/---

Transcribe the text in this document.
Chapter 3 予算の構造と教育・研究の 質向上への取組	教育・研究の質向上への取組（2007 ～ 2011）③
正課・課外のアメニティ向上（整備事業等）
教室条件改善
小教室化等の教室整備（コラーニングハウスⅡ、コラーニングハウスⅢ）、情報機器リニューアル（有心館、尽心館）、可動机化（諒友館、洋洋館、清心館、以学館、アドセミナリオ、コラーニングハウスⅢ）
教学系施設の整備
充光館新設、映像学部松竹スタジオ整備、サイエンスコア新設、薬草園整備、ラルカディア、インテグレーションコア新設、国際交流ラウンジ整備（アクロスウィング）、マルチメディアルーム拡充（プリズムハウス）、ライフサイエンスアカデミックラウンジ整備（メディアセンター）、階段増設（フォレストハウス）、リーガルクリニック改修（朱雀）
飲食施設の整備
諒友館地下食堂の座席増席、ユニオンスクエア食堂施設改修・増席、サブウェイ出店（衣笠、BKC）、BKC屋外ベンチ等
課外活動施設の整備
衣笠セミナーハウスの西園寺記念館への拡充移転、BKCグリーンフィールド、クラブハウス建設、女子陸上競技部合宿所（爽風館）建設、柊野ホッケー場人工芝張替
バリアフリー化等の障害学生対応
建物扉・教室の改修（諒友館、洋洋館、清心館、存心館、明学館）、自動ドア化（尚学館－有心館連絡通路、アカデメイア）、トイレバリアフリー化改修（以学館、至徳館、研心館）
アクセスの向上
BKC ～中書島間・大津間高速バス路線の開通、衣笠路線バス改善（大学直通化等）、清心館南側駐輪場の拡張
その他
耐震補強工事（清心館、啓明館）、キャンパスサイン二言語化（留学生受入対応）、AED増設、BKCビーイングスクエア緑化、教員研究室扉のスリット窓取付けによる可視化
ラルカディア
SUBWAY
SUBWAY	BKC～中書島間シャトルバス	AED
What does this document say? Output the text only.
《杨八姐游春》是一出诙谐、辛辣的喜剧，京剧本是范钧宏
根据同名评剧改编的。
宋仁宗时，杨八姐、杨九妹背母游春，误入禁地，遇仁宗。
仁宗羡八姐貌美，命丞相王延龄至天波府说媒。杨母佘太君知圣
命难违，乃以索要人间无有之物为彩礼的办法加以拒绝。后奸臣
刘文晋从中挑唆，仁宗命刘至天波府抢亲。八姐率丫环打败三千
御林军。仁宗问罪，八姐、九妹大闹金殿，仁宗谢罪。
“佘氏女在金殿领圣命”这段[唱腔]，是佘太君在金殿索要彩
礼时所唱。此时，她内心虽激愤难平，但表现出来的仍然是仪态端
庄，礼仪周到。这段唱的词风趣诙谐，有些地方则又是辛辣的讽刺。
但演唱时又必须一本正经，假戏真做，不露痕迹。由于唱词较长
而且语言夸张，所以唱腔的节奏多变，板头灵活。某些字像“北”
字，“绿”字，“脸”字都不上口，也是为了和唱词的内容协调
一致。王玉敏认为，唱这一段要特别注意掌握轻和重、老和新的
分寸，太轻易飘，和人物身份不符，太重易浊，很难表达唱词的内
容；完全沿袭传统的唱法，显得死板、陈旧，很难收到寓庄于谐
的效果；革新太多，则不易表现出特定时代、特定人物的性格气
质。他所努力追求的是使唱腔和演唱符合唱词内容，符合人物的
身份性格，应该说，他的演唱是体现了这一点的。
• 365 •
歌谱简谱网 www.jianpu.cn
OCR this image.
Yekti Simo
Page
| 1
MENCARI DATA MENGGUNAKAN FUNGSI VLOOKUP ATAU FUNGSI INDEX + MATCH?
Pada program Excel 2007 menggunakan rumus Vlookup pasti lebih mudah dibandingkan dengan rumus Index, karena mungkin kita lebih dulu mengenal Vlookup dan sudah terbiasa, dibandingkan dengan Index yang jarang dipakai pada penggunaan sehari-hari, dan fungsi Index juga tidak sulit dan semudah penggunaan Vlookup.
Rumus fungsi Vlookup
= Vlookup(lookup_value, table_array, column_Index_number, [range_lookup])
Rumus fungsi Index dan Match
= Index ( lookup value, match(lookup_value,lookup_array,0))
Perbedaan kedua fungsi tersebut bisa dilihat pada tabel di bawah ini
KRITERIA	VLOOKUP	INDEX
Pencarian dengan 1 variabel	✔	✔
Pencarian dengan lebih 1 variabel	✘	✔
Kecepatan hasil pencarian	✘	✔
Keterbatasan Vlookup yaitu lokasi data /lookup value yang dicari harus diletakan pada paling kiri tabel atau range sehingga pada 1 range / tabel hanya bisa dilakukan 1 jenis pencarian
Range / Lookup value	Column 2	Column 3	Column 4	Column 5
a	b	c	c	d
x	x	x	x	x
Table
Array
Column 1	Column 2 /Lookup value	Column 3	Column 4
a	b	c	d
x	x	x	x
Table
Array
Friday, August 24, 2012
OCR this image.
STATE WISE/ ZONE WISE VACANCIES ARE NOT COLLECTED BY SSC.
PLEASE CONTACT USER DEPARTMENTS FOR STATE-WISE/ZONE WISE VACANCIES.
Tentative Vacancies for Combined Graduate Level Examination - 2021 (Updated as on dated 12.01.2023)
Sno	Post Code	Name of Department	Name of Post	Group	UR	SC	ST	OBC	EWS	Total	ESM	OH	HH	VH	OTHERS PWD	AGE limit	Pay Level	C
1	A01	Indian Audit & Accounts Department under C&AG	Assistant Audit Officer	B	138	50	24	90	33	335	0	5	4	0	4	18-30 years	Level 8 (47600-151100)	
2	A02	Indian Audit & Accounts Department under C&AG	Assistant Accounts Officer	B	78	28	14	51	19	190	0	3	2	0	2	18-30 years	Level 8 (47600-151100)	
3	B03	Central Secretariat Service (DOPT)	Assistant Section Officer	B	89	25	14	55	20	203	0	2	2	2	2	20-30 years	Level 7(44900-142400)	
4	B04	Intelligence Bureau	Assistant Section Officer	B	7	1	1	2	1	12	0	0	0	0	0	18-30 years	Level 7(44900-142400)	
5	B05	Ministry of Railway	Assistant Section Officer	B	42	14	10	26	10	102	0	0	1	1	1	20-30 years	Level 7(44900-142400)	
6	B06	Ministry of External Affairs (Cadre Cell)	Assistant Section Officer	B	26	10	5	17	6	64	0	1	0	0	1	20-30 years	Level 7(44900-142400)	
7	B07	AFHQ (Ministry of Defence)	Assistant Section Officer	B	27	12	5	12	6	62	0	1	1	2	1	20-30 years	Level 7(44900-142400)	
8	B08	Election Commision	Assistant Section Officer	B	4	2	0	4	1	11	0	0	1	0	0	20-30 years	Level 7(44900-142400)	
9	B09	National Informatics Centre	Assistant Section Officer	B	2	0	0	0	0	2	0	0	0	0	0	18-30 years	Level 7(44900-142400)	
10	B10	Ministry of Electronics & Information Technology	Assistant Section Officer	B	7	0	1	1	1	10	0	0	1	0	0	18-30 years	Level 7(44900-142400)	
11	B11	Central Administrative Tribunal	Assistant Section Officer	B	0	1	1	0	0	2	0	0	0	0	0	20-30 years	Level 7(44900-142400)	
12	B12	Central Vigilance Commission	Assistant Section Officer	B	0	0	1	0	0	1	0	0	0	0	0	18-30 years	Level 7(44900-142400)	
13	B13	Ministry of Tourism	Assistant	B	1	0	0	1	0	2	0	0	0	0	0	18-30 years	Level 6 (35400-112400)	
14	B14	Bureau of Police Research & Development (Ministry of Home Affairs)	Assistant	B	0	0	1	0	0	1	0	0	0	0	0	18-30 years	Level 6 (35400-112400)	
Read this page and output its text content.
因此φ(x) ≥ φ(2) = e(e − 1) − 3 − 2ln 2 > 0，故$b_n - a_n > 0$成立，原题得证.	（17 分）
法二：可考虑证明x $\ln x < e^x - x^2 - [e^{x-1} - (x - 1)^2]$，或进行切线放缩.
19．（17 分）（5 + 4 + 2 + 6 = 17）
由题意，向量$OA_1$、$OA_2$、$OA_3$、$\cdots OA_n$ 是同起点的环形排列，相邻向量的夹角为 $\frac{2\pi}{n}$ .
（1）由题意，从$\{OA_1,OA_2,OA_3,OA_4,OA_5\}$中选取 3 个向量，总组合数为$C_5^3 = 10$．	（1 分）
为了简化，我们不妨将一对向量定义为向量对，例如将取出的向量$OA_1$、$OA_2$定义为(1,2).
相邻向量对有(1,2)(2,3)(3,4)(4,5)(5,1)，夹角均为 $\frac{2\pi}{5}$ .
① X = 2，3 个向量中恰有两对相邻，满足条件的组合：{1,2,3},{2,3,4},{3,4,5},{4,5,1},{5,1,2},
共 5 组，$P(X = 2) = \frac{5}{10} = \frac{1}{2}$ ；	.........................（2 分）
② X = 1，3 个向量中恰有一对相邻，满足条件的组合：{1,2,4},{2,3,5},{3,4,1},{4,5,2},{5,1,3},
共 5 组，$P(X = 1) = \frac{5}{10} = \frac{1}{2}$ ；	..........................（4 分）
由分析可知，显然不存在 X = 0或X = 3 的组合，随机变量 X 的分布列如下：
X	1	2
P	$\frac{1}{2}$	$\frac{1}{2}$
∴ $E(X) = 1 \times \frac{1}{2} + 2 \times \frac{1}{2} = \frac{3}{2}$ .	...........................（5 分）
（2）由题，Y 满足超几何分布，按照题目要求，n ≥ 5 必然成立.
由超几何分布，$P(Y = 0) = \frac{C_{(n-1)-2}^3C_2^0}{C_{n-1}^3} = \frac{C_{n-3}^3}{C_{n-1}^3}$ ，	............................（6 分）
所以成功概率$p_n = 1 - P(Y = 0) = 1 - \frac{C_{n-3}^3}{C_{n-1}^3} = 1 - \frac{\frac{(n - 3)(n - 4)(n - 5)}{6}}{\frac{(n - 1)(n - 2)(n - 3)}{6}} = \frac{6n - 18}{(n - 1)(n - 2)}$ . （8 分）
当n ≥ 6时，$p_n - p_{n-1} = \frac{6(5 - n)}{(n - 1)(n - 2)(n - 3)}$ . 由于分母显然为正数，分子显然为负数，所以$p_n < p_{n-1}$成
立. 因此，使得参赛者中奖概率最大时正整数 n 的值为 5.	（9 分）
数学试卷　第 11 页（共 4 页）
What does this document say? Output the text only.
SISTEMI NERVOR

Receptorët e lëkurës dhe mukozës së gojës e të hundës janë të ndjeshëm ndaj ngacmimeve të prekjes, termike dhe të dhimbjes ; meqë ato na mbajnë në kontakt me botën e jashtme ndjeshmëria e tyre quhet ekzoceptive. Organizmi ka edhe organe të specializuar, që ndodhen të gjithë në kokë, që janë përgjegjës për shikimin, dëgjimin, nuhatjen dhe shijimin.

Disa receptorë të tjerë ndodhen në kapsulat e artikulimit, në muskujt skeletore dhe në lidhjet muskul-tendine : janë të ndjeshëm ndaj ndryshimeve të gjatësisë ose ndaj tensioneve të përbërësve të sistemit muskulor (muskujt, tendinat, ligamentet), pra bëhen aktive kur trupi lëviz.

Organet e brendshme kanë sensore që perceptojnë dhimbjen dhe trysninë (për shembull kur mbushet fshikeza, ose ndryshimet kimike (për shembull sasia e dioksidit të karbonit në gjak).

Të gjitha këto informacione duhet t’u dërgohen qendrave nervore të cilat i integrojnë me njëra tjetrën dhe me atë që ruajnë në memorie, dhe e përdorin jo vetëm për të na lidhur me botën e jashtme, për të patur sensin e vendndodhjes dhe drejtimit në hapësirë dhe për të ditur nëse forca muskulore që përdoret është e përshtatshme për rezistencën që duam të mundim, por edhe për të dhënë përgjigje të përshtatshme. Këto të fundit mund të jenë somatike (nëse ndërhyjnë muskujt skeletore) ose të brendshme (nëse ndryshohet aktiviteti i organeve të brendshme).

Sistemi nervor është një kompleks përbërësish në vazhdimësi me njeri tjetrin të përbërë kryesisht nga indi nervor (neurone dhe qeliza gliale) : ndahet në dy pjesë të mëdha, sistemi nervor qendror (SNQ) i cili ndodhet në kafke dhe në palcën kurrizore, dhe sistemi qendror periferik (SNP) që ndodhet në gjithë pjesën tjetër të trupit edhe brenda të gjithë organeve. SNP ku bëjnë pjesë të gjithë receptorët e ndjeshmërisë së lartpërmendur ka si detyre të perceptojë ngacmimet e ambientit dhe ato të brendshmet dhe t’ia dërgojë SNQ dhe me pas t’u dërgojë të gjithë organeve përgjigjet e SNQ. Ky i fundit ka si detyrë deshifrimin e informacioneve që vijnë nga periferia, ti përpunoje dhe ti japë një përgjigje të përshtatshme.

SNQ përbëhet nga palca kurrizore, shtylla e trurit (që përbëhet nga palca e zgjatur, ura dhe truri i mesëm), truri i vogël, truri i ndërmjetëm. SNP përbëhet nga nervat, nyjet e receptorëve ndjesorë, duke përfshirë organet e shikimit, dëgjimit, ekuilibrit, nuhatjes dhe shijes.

\---

[Given request] Determine the number of lines in the data that contain "Bureau" as a word or string, and state only that number.

[Exercise answer] 2